Copy all lines below containing "desc".

* [Data to process]
^^^^^^^^^^^^^^^^

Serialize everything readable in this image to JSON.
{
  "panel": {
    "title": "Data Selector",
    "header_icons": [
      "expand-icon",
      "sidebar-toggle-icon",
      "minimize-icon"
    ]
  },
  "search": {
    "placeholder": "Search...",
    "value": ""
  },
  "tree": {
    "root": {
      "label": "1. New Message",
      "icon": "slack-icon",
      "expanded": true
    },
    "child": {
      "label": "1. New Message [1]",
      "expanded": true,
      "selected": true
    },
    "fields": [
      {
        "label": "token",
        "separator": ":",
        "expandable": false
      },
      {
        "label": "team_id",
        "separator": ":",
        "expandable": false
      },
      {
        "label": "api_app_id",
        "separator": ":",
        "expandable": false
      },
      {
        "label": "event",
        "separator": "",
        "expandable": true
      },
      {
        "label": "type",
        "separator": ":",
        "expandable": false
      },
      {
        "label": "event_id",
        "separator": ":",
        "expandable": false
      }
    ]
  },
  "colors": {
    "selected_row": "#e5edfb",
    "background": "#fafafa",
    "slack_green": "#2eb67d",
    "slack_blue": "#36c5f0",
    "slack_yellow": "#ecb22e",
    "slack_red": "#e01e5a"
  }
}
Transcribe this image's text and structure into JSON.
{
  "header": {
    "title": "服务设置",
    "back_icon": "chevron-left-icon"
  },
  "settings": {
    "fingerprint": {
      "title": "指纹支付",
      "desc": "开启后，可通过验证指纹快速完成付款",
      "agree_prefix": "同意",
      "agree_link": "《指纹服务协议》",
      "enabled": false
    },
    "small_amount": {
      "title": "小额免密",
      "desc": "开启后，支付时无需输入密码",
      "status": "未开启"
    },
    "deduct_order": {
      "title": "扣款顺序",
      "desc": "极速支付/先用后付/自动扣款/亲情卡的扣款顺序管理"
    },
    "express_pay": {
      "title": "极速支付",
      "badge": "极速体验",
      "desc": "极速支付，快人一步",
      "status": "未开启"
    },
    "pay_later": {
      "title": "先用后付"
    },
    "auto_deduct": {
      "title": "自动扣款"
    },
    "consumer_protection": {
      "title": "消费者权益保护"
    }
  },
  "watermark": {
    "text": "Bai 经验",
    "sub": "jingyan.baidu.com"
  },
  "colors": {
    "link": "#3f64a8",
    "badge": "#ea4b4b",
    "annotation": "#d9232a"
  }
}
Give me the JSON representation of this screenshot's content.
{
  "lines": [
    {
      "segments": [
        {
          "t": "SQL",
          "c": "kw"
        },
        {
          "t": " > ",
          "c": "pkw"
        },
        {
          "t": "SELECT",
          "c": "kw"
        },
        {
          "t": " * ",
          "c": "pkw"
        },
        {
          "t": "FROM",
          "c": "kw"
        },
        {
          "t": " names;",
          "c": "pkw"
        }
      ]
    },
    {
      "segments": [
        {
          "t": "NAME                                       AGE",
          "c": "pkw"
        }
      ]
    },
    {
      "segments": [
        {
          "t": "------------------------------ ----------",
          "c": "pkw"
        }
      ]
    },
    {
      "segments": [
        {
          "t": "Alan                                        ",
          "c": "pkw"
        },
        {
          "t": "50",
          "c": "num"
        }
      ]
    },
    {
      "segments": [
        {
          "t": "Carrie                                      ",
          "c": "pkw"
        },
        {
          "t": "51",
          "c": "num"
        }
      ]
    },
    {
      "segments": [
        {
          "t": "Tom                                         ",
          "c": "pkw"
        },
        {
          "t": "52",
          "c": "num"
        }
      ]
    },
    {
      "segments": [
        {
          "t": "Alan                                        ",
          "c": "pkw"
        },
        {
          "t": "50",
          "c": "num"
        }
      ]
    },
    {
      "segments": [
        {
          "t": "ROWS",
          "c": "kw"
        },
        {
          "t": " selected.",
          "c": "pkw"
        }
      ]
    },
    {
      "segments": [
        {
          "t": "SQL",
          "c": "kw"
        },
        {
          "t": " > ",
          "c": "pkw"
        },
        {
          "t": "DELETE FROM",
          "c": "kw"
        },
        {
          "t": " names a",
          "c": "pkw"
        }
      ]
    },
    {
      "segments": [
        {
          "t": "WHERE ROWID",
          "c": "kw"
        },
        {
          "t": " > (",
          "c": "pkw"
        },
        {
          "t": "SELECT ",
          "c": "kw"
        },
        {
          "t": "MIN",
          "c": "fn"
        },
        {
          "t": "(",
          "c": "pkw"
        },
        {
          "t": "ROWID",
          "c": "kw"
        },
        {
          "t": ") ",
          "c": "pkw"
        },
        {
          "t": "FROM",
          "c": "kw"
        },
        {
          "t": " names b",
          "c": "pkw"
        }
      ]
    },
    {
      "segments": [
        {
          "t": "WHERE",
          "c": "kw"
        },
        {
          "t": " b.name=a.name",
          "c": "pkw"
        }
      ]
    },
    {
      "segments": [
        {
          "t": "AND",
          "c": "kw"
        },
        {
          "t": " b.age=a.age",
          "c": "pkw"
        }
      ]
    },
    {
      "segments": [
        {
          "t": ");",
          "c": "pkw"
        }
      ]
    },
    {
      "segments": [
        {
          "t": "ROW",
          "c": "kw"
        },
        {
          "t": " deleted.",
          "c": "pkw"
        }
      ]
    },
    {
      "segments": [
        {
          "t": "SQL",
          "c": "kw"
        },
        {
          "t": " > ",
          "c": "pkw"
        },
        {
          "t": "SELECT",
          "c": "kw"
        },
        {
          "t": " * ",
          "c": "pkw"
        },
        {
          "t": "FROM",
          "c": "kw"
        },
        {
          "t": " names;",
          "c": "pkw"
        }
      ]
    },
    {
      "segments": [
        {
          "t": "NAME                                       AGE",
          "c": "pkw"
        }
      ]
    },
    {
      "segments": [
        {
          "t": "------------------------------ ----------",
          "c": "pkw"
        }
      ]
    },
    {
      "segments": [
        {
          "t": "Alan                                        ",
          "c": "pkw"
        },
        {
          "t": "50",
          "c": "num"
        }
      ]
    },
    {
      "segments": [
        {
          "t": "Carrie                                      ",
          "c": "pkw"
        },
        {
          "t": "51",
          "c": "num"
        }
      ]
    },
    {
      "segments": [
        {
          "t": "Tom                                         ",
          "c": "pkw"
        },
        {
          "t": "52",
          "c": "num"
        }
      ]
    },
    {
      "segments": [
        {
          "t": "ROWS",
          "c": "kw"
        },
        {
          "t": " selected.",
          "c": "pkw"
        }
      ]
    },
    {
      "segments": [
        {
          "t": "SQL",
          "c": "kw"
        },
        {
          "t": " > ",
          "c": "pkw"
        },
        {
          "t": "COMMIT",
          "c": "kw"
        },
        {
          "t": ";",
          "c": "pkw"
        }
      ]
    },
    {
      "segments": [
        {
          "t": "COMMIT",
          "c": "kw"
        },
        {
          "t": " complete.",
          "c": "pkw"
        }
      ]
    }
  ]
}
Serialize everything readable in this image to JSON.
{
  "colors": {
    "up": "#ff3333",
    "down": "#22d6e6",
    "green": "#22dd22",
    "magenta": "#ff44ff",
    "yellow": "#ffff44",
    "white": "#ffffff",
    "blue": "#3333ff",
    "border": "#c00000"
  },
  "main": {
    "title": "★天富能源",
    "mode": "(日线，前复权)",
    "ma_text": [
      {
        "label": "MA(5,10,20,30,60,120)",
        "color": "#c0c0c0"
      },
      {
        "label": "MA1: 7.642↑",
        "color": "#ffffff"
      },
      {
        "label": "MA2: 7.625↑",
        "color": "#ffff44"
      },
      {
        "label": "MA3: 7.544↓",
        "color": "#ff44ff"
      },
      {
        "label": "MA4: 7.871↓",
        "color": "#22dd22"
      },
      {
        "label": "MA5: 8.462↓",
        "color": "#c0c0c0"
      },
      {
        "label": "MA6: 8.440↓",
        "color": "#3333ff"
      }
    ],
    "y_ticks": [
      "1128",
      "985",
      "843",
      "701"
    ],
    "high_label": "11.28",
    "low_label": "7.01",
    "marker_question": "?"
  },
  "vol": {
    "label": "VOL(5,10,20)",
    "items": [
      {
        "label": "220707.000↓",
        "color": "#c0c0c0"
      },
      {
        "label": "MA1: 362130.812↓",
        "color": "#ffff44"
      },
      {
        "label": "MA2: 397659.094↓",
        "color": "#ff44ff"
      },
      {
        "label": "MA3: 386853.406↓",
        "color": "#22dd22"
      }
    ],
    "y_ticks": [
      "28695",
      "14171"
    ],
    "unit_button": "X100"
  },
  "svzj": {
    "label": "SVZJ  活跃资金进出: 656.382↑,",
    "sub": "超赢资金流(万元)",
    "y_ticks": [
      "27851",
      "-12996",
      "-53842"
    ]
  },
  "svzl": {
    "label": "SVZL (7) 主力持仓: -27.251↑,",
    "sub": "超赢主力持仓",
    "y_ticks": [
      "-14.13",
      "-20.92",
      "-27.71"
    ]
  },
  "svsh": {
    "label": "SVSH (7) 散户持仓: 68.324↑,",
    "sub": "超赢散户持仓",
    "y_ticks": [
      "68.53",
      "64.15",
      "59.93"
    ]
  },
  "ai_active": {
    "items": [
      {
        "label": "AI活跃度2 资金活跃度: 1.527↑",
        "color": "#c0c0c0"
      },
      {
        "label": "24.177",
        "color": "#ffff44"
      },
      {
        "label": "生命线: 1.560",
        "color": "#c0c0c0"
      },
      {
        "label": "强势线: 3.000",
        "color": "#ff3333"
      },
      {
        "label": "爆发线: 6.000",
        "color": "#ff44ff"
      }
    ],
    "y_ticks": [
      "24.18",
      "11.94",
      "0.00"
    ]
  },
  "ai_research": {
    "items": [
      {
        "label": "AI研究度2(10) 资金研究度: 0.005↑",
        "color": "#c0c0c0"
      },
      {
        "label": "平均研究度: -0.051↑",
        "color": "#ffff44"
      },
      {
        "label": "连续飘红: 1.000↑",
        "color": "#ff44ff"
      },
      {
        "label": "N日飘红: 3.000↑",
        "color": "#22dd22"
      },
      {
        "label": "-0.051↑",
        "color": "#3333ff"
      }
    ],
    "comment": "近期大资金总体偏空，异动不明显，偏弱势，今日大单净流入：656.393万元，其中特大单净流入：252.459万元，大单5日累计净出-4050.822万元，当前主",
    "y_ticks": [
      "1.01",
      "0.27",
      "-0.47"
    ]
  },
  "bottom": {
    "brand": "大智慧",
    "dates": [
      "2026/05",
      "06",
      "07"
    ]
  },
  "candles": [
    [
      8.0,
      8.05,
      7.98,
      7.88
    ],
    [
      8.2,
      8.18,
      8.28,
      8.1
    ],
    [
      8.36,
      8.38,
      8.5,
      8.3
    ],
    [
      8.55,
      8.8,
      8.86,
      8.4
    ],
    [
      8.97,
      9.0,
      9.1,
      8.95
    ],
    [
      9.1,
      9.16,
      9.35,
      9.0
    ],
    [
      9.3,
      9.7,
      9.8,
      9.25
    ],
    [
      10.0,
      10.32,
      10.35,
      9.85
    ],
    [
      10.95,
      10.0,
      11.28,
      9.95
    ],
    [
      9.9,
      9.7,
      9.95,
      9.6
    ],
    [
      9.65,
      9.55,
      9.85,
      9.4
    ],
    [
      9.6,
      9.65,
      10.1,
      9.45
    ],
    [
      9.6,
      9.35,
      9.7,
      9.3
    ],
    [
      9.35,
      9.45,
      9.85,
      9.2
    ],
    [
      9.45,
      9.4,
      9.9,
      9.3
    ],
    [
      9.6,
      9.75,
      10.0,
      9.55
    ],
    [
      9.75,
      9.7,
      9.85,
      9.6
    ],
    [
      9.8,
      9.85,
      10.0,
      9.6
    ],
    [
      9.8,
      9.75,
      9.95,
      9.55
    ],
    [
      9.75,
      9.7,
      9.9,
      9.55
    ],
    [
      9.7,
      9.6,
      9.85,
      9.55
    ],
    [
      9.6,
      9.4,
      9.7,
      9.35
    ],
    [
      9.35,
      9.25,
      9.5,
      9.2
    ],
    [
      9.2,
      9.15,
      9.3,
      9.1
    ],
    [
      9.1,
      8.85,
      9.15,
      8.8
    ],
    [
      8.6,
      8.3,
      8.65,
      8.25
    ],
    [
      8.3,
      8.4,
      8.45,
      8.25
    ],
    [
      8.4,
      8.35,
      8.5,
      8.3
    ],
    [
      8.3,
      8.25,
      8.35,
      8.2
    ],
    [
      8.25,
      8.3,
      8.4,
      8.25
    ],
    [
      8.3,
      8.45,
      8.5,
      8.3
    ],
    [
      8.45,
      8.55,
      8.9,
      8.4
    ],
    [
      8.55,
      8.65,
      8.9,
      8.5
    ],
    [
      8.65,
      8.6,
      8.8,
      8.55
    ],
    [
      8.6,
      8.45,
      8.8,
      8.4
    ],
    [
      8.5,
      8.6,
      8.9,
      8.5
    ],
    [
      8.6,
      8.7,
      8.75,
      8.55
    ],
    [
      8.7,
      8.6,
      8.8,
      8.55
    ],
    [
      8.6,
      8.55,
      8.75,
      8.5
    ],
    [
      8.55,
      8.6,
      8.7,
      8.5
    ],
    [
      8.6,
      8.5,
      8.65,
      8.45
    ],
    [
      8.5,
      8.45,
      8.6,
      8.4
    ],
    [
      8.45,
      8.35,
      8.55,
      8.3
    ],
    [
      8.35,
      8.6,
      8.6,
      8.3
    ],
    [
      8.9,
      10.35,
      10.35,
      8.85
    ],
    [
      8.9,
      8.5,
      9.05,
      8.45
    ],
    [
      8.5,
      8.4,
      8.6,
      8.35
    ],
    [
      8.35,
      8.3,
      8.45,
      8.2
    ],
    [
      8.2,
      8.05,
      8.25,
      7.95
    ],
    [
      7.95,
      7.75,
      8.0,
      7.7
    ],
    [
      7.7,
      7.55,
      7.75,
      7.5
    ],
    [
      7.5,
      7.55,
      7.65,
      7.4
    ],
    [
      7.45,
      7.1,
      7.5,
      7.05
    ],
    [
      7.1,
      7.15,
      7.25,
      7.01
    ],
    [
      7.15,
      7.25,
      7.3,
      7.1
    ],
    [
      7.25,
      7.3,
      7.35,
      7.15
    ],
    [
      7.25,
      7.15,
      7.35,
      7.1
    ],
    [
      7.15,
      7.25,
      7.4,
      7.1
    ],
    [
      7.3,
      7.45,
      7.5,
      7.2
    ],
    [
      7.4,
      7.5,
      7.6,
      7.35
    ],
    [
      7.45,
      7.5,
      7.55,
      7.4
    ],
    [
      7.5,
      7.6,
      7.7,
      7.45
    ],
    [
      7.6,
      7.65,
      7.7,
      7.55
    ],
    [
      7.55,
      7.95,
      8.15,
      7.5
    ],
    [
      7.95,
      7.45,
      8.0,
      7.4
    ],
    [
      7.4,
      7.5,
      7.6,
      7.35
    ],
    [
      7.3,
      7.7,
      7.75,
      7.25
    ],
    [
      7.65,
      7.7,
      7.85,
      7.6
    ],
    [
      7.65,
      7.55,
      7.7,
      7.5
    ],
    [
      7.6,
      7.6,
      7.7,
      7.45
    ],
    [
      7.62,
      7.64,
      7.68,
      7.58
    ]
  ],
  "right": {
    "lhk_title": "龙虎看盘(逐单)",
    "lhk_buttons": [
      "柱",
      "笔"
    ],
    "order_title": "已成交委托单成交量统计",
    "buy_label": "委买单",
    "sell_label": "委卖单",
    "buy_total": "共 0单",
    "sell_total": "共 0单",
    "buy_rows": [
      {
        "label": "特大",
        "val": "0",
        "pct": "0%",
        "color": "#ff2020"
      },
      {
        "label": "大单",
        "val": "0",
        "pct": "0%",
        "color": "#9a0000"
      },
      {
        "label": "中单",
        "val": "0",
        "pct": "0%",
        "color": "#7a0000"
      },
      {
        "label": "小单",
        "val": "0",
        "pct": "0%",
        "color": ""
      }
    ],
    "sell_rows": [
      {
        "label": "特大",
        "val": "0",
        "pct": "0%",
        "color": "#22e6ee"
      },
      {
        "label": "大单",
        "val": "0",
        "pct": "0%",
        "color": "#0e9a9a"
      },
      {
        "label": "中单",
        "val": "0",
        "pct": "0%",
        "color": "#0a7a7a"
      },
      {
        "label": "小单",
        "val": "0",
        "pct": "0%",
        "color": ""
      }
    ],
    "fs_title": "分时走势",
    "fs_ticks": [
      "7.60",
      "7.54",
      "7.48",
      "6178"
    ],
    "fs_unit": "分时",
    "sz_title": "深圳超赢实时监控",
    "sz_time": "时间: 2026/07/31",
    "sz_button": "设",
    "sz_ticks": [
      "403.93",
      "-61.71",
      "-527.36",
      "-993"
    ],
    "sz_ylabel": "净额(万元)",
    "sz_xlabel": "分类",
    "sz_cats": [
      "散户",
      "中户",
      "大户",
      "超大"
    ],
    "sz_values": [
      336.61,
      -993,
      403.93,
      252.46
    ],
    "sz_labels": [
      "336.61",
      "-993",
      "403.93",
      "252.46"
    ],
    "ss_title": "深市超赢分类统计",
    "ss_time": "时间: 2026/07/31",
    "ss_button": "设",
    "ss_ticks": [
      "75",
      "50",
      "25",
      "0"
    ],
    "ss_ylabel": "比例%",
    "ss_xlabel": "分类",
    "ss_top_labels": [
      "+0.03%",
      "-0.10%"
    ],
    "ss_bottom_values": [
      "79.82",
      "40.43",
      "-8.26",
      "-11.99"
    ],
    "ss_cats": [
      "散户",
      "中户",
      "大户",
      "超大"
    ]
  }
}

^^^^^^^^^^^^^^^^

* [Completed task]
      "desc": "开启后，可通过验证指纹快速完成付款",
      "desc": "开启后，支付时无需输入密码",
      "desc": "极速支付/先用后付/自动扣款/亲情卡的扣款顺序管理"
      "desc": "极速支付，快人一步",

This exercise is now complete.